PROBLEM STATEMENT = Omit all pictures. Copy the rest of the material exactly.
════
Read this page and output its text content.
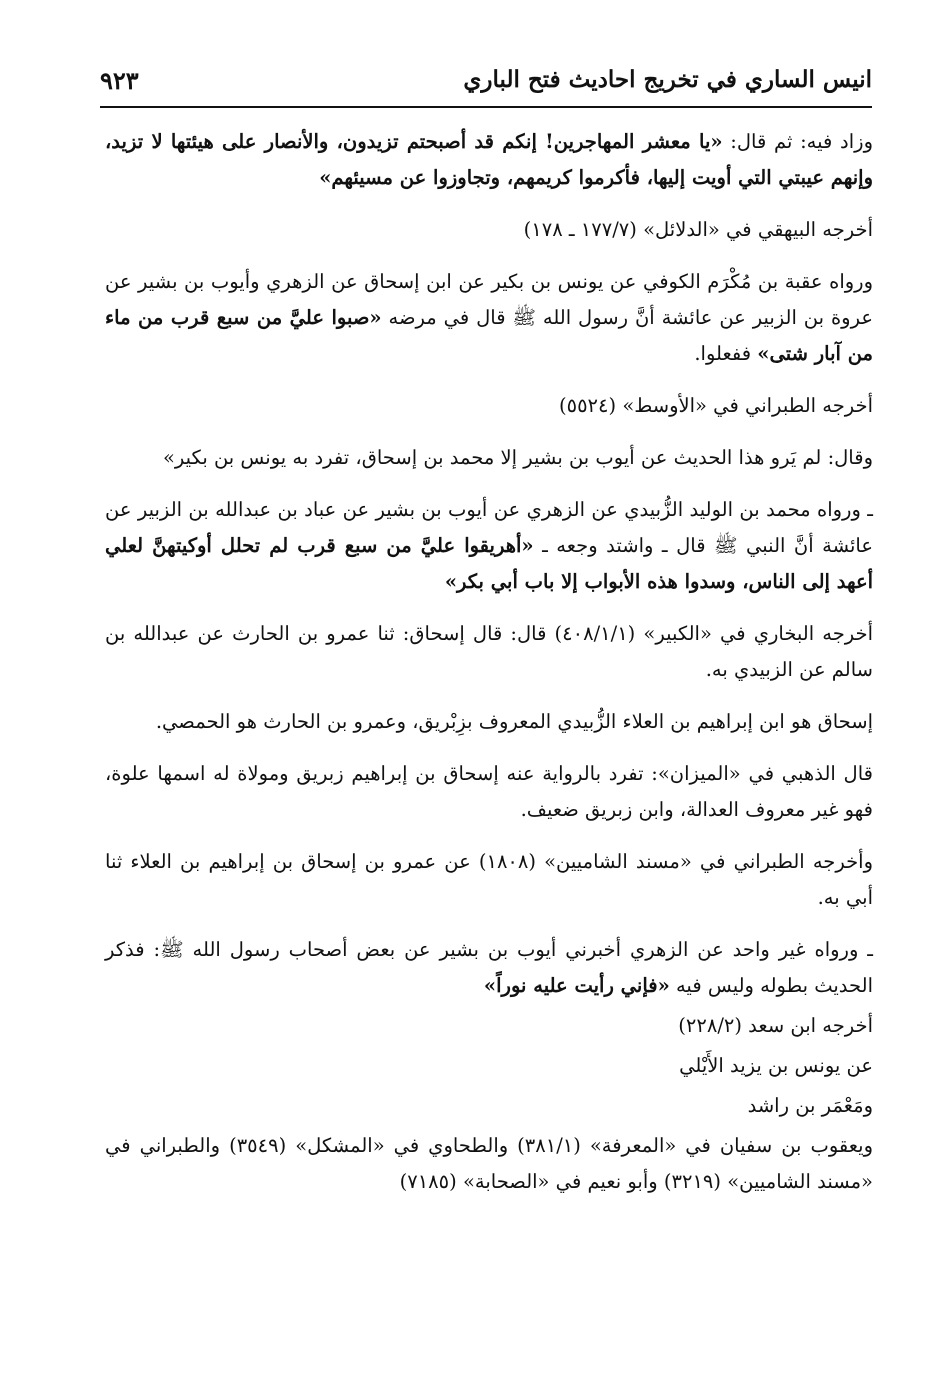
انيس الساري في تخريج احاديث فتح الباري
٩٢٣

وزاد فيه: ثم قال: «يا معشر المهاجرين! إنكم قد أصبحتم تزيدون، والأنصار على هيئتها لا تزيد، وإنهم عيبتي التي أويت إليها، فأكرموا كريمهم، وتجاوزوا عن مسيئهم»

أخرجه البيهقي في «الدلائل» (١٧٧/٧ ـ ١٧٨)

ورواه عقبة بن مُكْرَم الكوفي عن يونس بن بكير عن ابن إسحاق عن الزهري وأيوب بن بشير عن عروة بن الزبير عن عائشة أنَّ رسول الله ﷺ قال في مرضه «صبوا عليَّ من سبع قرب من ماء من آبار شتى» ففعلوا.

أخرجه الطبراني في «الأوسط» (٥٥٢٤)

وقال: لم يَرو هذا الحديث عن أيوب بن بشير إلا محمد بن إسحاق، تفرد به يونس بن بكير»

ـ ورواه محمد بن الوليد الزُّبيدي عن الزهري عن أيوب بن بشير عن عباد بن عبدالله بن الزبير عن عائشة أنَّ النبي ﷺ قال ـ واشتد وجعه ـ «أهريقوا عليَّ من سبع قرب لم تحلل أوكيتهنَّ لعلي أعهد إلى الناس، وسدوا هذه الأبواب إلا باب أبي بكر»

أخرجه البخاري في «الكبير» (٤٠٨/١/١) قال: قال إسحاق: ثنا عمرو بن الحارث عن عبدالله بن سالم عن الزبيدي به.

إسحاق هو ابن إبراهيم بن العلاء الزُّبيدي المعروف بزِبْريق، وعمرو بن الحارث هو الحمصي.

قال الذهبي في «الميزان»: تفرد بالرواية عنه إسحاق بن إبراهيم زبريق ومولاة له اسمها علوة، فهو غير معروف العدالة، وابن زبريق ضعيف.

وأخرجه الطبراني في «مسند الشاميين» (١٨٠٨) عن عمرو بن إسحاق بن إبراهيم بن العلاء ثنا أبي به.

ـ ورواه غير واحد عن الزهري أخبرني أيوب بن بشير عن بعض أصحاب رسول الله ﷺ: فذكر الحديث بطوله وليس فيه «فإني رأيت عليه نوراً»

أخرجه ابن سعد (٢٢٨/٢)

عن يونس بن يزيد الأَيْلي

ومَعْمَر بن راشد

ويعقوب بن سفيان في «المعرفة» (٣٨١/١) والطحاوي في «المشكل» (٣٥٤٩) والطبراني في «مسند الشاميين» (٣٢١٩) وأبو نعيم في «الصحابة» (٧١٨٥)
════
RESPONSE BELOW =
Read this page and output its text content.
انيس الساري في تخريج احاديث فتح الباري
٩٢٣

وزاد فيه: ثم قال: «يا معشر المهاجرين! إنكم قد أصبحتم تزيدون، والأنصار على هيئتها لا تزيد، وإنهم عيبتي التي أويت إليها، فأكرموا كريمهم، وتجاوزوا عن مسيئهم»

أخرجه البيهقي في «الدلائل» (١٧٧/٧ ـ ١٧٨)

ورواه عقبة بن مُكْرَم الكوفي عن يونس بن بكير عن ابن إسحاق عن الزهري وأيوب بن بشير عن عروة بن الزبير عن عائشة أنَّ رسول الله ﷺ قال في مرضه «صبوا عليَّ من سبع قرب من ماء من آبار شتى» ففعلوا.

أخرجه الطبراني في «الأوسط» (٥٥٢٤)

وقال: لم يَرو هذا الحديث عن أيوب بن بشير إلا محمد بن إسحاق، تفرد به يونس بن بكير»

ـ ورواه محمد بن الوليد الزُّبيدي عن الزهري عن أيوب بن بشير عن عباد بن عبدالله بن الزبير عن عائشة أنَّ النبي ﷺ قال ـ واشتد وجعه ـ «أهريقوا عليَّ من سبع قرب لم تحلل أوكيتهنَّ لعلي أعهد إلى الناس، وسدوا هذه الأبواب إلا باب أبي بكر»

أخرجه البخاري في «الكبير» (٤٠٨/١/١) قال: قال إسحاق: ثنا عمرو بن الحارث عن عبدالله بن سالم عن الزبيدي به.

إسحاق هو ابن إبراهيم بن العلاء الزُّبيدي المعروف بزِبْريق، وعمرو بن الحارث هو الحمصي.

قال الذهبي في «الميزان»: تفرد بالرواية عنه إسحاق بن إبراهيم زبريق ومولاة له اسمها علوة، فهو غير معروف العدالة، وابن زبريق ضعيف.

وأخرجه الطبراني في «مسند الشاميين» (١٨٠٨) عن عمرو بن إسحاق بن إبراهيم بن العلاء ثنا أبي به.

ـ ورواه غير واحد عن الزهري أخبرني أيوب بن بشير عن بعض أصحاب رسول الله ﷺ: فذكر الحديث بطوله وليس فيه «فإني رأيت عليه نوراً»

أخرجه ابن سعد (٢٢٨/٢)

عن يونس بن يزيد الأَيْلي

ومَعْمَر بن راشد

ويعقوب بن سفيان في «المعرفة» (٣٨١/١) والطحاوي في «المشكل» (٣٥٤٩) والطبراني في «مسند الشاميين» (٣٢١٩) وأبو نعيم في «الصحابة» (٧١٨٥)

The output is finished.